| RECORD SET |
-- begin --

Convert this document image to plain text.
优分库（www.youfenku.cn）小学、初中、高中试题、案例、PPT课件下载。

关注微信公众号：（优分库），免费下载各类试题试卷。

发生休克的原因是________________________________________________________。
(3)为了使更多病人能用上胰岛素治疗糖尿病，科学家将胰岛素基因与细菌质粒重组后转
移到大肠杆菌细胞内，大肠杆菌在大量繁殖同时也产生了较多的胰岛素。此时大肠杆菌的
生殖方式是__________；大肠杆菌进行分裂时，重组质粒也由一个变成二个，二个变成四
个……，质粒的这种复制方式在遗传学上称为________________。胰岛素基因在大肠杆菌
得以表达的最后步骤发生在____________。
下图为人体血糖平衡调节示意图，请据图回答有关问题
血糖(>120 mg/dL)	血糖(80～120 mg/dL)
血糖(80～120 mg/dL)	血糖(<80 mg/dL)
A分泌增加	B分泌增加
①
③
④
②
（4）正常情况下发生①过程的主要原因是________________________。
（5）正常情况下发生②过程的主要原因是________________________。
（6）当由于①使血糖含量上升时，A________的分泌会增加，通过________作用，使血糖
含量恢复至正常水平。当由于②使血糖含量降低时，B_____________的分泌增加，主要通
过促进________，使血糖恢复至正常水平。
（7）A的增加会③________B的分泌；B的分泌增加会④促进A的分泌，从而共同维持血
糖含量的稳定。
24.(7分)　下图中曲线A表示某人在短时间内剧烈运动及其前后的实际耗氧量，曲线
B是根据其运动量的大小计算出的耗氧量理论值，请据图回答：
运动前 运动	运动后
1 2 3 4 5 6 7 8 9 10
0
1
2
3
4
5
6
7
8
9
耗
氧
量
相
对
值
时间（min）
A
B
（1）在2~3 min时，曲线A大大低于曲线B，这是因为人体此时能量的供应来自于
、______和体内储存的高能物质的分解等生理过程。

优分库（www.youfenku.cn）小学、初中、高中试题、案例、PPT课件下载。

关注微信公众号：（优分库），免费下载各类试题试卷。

-- end --
-- begin --

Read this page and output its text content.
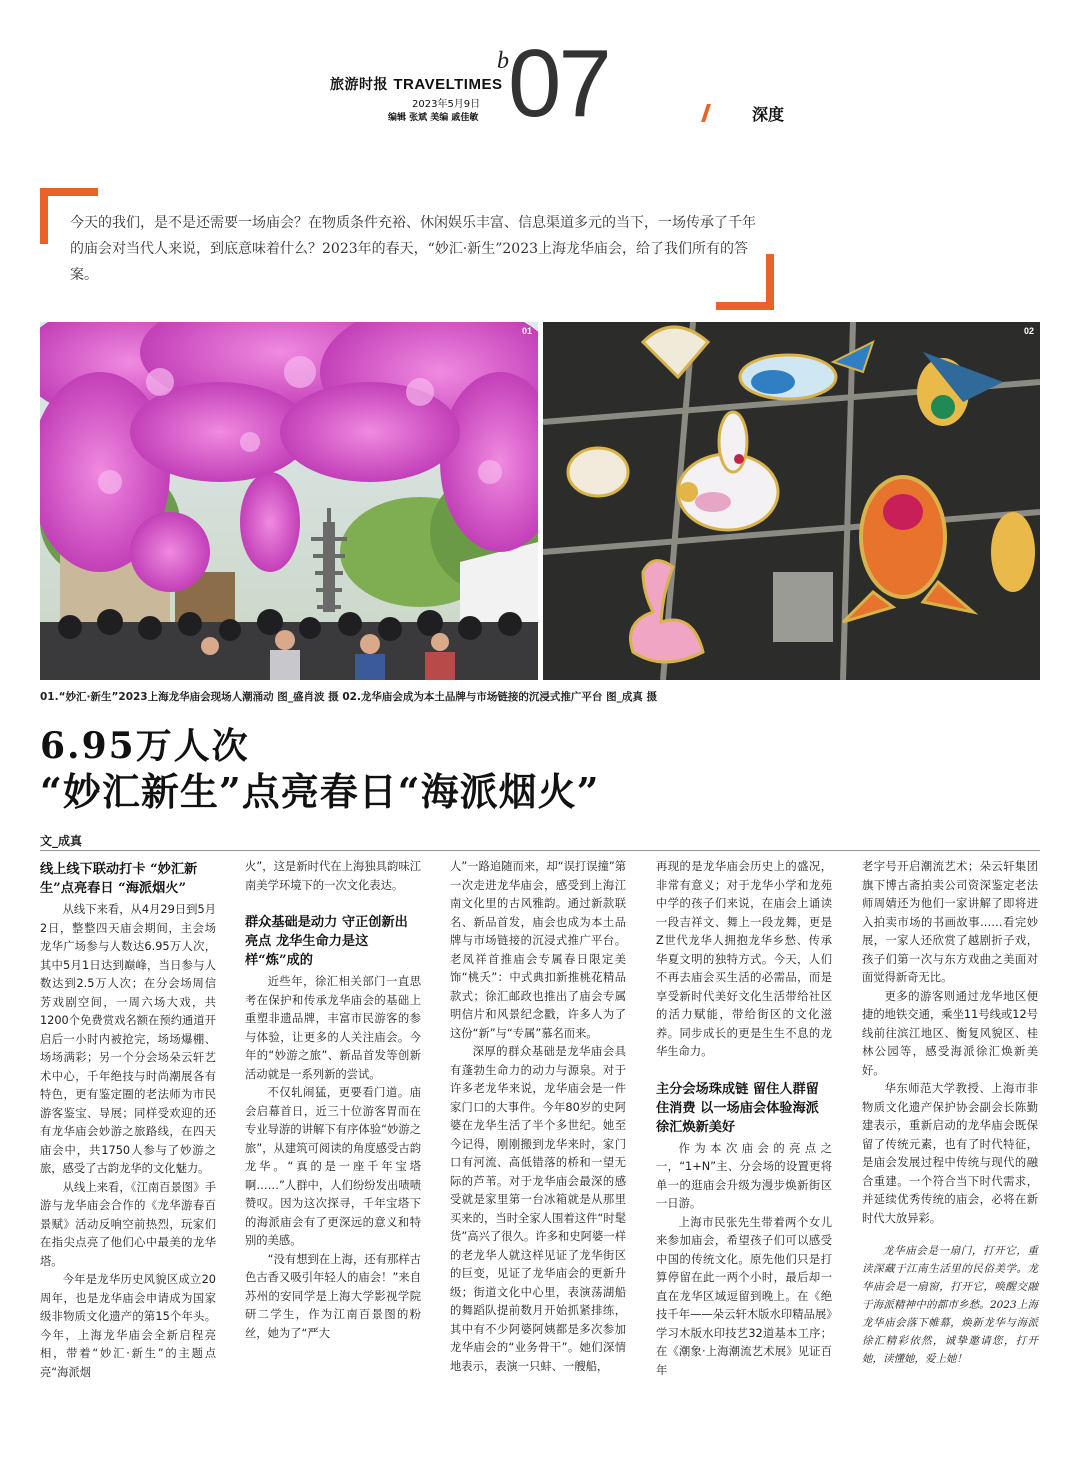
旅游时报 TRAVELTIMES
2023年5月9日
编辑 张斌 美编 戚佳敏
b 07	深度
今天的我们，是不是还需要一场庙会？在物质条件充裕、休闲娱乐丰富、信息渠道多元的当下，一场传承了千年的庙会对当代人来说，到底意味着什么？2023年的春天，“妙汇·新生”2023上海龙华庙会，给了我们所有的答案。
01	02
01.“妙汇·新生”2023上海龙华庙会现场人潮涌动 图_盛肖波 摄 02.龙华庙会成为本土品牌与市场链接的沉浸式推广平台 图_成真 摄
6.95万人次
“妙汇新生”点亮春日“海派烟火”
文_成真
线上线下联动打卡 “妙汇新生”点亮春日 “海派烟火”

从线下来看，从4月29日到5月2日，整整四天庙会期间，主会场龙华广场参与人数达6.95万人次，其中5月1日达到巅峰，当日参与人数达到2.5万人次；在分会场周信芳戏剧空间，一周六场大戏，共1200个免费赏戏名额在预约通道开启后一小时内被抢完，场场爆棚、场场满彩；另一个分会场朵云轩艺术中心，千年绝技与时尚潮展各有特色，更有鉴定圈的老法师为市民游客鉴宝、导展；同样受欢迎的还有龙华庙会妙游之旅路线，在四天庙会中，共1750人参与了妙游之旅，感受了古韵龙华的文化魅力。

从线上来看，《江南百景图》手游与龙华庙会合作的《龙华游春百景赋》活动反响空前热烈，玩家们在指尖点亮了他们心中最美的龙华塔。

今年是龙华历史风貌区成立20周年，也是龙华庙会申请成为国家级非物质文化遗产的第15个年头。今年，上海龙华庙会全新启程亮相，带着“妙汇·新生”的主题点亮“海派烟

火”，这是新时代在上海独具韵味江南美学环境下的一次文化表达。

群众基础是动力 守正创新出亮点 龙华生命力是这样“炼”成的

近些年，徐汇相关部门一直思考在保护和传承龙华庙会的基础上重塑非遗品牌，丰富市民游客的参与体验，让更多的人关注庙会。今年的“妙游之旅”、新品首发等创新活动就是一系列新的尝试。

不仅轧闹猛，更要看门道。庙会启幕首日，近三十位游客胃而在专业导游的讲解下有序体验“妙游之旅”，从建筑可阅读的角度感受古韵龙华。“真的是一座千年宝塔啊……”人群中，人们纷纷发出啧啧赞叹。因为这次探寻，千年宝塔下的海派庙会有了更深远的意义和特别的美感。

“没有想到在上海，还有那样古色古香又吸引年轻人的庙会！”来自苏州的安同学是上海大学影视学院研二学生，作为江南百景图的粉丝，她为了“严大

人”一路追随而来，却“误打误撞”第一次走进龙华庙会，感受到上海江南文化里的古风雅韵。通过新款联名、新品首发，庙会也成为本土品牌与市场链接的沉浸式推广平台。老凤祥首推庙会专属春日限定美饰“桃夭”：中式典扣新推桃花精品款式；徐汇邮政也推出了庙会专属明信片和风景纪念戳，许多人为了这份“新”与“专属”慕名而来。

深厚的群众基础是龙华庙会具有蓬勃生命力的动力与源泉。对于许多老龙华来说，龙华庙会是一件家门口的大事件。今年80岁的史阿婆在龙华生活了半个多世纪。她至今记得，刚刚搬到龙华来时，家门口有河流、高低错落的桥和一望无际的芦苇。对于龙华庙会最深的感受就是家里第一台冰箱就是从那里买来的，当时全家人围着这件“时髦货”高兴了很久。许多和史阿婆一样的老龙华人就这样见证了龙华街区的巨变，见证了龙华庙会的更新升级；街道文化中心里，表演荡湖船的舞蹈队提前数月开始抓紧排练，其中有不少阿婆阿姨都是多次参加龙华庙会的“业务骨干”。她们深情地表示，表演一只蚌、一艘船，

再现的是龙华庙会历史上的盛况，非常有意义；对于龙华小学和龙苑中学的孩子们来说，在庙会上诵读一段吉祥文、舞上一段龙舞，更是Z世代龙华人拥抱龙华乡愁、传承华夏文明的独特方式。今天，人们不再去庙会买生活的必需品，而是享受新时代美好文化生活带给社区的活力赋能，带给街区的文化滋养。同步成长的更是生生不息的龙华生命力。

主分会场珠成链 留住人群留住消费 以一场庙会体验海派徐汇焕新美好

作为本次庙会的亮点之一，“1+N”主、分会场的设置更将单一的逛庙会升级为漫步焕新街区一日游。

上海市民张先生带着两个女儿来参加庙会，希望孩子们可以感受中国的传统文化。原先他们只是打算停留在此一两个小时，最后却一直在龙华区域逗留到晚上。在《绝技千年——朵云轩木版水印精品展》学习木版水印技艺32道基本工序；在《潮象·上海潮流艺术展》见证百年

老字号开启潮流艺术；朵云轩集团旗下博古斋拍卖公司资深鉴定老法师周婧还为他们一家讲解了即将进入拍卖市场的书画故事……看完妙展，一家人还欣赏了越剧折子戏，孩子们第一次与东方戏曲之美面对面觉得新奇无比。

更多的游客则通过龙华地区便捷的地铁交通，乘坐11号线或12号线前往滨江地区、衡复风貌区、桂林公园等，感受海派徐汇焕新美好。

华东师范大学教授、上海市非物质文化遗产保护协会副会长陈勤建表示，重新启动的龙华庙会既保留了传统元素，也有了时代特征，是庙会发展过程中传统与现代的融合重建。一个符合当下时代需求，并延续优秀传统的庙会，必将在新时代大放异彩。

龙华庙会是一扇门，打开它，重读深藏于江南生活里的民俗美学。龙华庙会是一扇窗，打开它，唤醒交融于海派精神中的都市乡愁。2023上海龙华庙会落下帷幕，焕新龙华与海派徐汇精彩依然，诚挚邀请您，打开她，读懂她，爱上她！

-- end --

| YOUR INSTRUCTIONS |
Pick out and copy the lines of the material that include the word "妙汇新生".

| COMPLETE OUTPUT |
“妙汇新生”点亮春日“海派烟火”
线上线下联动打卡 “妙汇新生”点亮春日 “海派烟火”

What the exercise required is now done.